> 选文:
....
如果仅仅是将描写平民的生活作为考察一部作品是否体现“平民意识”的标准,则不免令很多具有平民色彩的作品束之高阁。同时,我们也发现很多在中国现代文学发展中颇具影响力的作品,如鲁迅的《狂人日记》等。虽然没有去描写平民的生活,但他是从平民的视角出发去观照中国人的生存现状,是真正彰显着“平民意识”的文学创作。

二、陈柳金小说创作的“平民意识”

经过百年的积淀,中国现代文学在20世纪80年代迎来了新的发展契机。在“伤痕文学”所开创的历史道路上,中国当代文学重回到文学的本位。而90年代“大写的人”的解体更直接释放了中国的个体意识,使得文学创作中对个体生命情怀的关注成为新的潮流,为“平民意识”在新的历史阶段的发展注入了新鲜的血液。令我们感到欣喜的是,近年来在中国文坛有大量的作家从“平民意识”的视角出发,对当下中国社会人们的精神状态提出了自己的思考,广东籍作家陈柳金就是其中之一。在他创作的《灵魂远去的村庄》《裸婚时代》《城市画皮》等作品以独特的平民视角关注着当下社会的众生百态。尤其是陈柳金创作的微型小说《城市画皮》更是彰显了作者独特的“平民意识”。在小说《城市画皮》中,作者为我们讲述了发生在秋良、小菲、“鸡冠头”以及和他们三人有紧密联系的冬武、“靶子夫人”之间的故事。这样一群从各个地方来到城市谋生的人,或为了自己的理想,或为了自己的生计,或为了自己的明天,挣扎在现代城市的边缘,内心深处的欲望与现实生活的苦闷折磨着他们;同时,传统文化的道德枷锁也约束着他们。在现实的迷茫与困惑中,他们成为游走夜幕下的“躯壳”,只有当他们回到阳光下生活才真正获得了人性的解放。
....
> 布置练习:
根据选文回答：
1. 文中以鲁迅的哪部作品为例，说明其虽未描写平民生活却彰显了“平民意识”？
2. 陈柳金是哪里籍的作家？
3. 《城市画皮》属于哪一类小说？
后面各行与选文内容无关。

> 数据片段:
....
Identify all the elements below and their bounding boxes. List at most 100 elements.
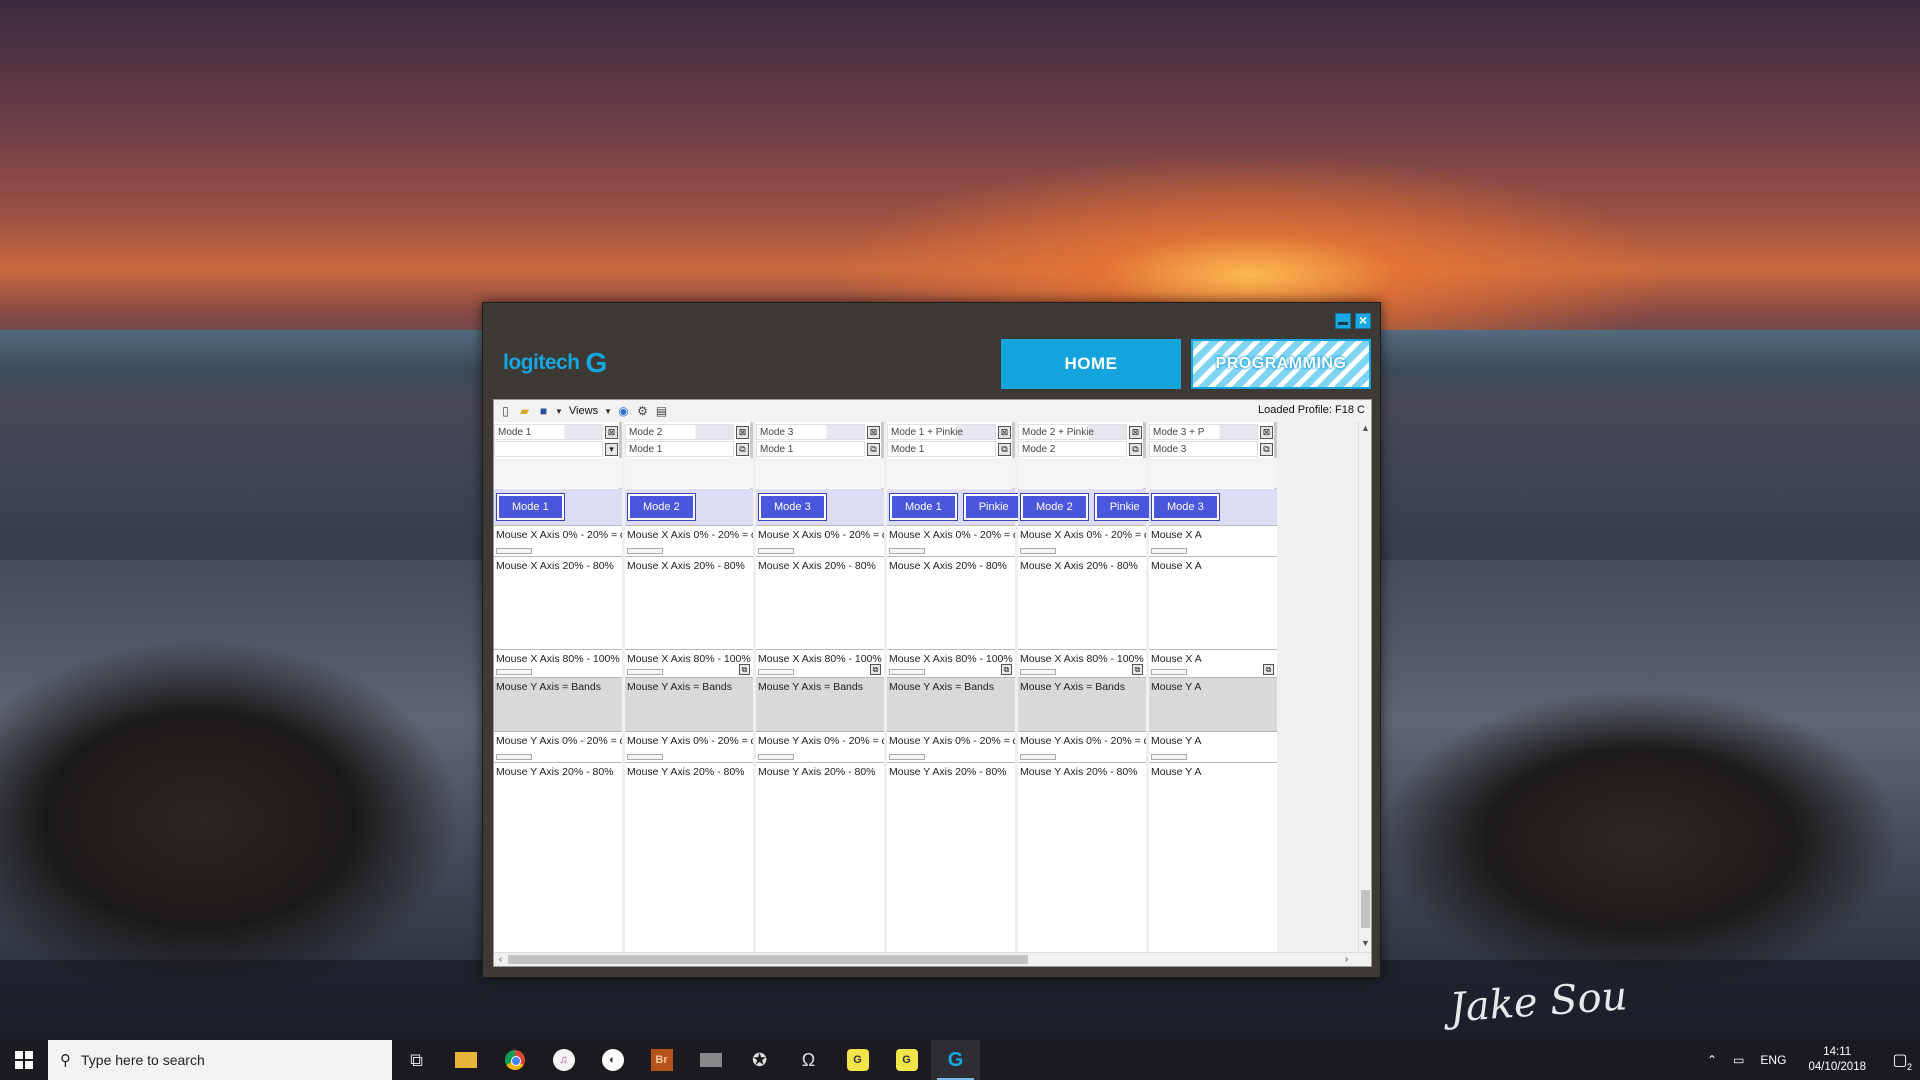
....
> 回答:
1. 《狂人日记》。
2. 广东籍。
3. 微型小说。